Extracted data entries:
______________________________
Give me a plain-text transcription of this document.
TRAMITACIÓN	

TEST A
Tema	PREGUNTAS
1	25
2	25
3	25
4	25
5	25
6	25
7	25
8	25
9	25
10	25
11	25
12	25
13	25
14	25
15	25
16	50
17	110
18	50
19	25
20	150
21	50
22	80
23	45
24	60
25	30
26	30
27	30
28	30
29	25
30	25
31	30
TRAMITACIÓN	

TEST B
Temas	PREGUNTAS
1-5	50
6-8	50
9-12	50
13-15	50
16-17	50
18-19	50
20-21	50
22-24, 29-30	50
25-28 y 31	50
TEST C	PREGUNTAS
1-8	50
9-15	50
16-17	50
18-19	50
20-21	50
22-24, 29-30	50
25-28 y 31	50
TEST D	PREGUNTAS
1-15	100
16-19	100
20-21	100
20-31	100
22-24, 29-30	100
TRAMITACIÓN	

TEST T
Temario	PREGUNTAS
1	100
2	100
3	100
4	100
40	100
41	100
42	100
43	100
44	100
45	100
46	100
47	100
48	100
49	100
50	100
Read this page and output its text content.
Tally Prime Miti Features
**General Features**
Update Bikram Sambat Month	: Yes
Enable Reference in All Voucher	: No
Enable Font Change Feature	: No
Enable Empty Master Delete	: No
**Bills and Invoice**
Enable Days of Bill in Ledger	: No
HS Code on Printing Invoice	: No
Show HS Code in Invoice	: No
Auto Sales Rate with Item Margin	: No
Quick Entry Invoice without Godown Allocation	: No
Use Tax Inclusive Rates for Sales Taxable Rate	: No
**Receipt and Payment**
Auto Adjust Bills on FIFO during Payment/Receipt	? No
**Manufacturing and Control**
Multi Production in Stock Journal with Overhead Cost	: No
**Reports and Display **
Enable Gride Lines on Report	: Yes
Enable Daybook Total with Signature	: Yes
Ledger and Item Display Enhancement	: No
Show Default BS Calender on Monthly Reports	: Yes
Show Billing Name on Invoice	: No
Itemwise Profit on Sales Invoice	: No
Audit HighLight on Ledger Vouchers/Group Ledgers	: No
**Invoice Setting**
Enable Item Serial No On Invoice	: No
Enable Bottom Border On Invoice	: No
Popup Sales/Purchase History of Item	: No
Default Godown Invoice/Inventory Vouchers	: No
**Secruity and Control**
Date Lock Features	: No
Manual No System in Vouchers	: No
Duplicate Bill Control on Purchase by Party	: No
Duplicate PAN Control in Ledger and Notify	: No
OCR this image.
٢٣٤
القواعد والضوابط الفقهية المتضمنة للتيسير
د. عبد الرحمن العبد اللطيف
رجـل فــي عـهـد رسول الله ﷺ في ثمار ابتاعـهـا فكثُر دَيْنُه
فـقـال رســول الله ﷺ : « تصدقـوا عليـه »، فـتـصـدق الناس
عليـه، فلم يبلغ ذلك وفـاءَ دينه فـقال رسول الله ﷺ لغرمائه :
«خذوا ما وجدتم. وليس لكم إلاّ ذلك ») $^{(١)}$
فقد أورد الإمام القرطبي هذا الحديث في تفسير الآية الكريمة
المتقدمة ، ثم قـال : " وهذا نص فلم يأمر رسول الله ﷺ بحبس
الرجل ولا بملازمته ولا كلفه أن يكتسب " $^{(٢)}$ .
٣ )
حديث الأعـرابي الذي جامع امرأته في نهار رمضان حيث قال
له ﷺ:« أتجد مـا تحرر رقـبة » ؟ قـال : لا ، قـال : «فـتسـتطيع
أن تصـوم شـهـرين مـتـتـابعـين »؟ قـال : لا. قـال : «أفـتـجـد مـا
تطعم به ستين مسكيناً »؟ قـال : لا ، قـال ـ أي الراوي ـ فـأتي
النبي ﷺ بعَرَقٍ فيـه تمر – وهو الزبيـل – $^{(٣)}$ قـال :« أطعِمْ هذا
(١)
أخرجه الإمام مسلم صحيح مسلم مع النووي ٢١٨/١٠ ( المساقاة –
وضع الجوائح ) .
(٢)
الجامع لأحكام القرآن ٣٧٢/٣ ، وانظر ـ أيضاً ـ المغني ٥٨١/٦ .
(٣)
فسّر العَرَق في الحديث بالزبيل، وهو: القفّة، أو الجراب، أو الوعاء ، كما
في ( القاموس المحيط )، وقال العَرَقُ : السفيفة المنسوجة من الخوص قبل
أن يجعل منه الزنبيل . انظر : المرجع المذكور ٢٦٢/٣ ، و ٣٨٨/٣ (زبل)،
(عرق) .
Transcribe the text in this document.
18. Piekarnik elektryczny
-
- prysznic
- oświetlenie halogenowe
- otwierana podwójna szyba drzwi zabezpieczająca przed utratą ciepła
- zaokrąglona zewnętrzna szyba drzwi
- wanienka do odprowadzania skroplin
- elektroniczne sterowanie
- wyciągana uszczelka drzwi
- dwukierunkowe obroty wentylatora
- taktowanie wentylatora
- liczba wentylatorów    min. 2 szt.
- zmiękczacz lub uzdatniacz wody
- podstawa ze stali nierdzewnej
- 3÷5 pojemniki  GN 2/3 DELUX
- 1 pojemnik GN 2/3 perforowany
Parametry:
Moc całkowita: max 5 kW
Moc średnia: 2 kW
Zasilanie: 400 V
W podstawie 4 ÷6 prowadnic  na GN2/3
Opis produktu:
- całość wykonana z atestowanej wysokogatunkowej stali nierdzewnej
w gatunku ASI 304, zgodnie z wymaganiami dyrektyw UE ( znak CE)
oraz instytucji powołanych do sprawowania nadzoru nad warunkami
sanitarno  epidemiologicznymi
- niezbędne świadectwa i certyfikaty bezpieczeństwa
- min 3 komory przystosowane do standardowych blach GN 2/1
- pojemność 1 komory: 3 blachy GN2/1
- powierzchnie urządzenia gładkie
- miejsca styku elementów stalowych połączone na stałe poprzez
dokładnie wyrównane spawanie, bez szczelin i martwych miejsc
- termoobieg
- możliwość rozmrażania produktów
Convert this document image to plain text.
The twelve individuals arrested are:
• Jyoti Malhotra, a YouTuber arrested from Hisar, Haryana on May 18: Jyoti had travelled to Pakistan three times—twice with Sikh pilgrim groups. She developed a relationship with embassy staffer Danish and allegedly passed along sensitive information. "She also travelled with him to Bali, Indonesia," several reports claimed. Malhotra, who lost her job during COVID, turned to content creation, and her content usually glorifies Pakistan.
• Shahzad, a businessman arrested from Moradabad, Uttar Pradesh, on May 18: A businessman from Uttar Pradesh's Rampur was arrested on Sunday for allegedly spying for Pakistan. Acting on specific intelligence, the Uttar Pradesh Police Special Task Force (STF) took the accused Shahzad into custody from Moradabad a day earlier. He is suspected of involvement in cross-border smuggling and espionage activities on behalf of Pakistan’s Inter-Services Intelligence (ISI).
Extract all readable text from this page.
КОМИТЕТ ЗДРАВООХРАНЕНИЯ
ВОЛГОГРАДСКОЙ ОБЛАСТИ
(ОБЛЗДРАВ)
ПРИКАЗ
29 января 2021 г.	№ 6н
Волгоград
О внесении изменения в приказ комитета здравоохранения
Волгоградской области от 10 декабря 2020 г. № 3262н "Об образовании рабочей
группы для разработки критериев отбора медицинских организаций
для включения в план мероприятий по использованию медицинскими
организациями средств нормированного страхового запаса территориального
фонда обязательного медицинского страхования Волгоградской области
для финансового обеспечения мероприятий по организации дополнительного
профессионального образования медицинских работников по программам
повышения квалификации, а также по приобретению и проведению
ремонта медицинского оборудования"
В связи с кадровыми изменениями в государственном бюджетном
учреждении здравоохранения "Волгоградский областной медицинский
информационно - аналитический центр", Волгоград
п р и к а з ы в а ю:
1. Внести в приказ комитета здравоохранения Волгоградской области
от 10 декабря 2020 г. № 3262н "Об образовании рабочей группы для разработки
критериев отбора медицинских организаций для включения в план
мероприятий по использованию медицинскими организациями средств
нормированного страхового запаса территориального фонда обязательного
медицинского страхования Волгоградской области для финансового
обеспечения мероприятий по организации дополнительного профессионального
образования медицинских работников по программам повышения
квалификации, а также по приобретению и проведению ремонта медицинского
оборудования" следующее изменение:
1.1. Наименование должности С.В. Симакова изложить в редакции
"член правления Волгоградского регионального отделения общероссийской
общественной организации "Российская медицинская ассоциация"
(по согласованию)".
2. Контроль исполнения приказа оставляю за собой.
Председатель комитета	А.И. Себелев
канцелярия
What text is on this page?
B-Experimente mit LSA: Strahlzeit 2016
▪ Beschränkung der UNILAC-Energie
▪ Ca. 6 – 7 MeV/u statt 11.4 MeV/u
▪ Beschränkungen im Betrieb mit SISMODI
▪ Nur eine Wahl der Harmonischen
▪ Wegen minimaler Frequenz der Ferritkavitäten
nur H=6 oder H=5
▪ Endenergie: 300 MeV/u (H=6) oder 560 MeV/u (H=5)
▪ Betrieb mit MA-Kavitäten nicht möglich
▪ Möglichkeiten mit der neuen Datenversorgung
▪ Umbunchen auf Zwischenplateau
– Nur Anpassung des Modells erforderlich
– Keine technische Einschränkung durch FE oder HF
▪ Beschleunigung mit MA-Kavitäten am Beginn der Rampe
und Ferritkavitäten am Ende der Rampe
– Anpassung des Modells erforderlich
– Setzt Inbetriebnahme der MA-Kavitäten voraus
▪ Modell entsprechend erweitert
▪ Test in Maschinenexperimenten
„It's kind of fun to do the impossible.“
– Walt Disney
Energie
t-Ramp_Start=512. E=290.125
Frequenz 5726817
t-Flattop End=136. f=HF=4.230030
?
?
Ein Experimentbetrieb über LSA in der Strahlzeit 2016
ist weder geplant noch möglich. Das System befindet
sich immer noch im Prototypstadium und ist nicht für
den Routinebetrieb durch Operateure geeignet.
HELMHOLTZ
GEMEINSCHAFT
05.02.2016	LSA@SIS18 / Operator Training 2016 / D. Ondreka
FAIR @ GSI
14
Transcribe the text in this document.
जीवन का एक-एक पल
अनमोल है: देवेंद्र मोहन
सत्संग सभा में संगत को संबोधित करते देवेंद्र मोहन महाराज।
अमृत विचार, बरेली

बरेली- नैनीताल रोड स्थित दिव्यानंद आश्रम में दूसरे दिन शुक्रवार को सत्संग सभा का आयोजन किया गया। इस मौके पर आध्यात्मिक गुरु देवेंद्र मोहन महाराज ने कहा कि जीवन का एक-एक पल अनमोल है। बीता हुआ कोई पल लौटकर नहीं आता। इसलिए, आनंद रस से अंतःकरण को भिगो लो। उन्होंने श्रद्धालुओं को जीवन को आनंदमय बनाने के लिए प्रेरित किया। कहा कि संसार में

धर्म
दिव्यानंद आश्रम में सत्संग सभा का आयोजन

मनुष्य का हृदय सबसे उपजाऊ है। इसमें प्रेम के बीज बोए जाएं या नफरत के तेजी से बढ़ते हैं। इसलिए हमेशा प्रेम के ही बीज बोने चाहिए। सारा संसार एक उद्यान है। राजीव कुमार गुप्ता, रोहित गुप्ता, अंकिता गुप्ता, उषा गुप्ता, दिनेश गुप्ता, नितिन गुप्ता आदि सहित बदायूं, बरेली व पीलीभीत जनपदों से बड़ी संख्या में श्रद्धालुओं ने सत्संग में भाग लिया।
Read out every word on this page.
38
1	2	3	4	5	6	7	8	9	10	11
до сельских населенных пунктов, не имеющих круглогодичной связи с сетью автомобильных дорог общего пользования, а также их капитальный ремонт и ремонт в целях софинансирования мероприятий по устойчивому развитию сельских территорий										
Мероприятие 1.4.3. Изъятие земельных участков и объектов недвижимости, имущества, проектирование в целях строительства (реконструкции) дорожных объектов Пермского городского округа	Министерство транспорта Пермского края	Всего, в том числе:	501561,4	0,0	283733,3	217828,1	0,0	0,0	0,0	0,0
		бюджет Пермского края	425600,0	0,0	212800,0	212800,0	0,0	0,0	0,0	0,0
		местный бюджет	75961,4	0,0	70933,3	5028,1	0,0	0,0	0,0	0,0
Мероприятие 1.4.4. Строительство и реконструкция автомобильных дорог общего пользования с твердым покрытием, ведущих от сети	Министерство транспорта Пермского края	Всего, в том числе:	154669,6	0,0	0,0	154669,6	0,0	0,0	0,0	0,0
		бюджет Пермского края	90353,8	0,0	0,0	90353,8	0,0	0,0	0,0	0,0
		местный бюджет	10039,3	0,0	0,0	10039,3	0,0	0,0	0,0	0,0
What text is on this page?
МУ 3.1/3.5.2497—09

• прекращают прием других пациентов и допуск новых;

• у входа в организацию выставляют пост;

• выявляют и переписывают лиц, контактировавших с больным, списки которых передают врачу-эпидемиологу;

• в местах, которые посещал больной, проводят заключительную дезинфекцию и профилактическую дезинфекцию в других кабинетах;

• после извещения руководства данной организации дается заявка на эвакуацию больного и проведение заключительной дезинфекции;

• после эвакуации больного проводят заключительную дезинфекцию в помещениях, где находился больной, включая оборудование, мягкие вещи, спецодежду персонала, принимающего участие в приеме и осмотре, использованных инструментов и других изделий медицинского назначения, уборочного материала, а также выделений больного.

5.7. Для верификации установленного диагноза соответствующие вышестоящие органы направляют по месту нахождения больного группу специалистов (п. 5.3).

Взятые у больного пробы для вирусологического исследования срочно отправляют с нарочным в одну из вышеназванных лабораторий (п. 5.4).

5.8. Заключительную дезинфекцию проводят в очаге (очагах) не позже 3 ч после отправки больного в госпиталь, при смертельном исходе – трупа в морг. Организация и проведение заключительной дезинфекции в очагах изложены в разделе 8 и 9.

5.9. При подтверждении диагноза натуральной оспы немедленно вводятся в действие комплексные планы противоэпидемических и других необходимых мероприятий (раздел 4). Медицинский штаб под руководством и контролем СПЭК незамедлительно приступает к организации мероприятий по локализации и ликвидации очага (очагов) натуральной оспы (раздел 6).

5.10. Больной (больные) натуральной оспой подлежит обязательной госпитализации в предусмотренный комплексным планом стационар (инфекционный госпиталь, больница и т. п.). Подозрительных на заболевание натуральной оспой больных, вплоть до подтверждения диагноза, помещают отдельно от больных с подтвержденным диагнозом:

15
______________________________
What is the number of lines in the data that hold the string "Vouchers"? Answer with the number only.

3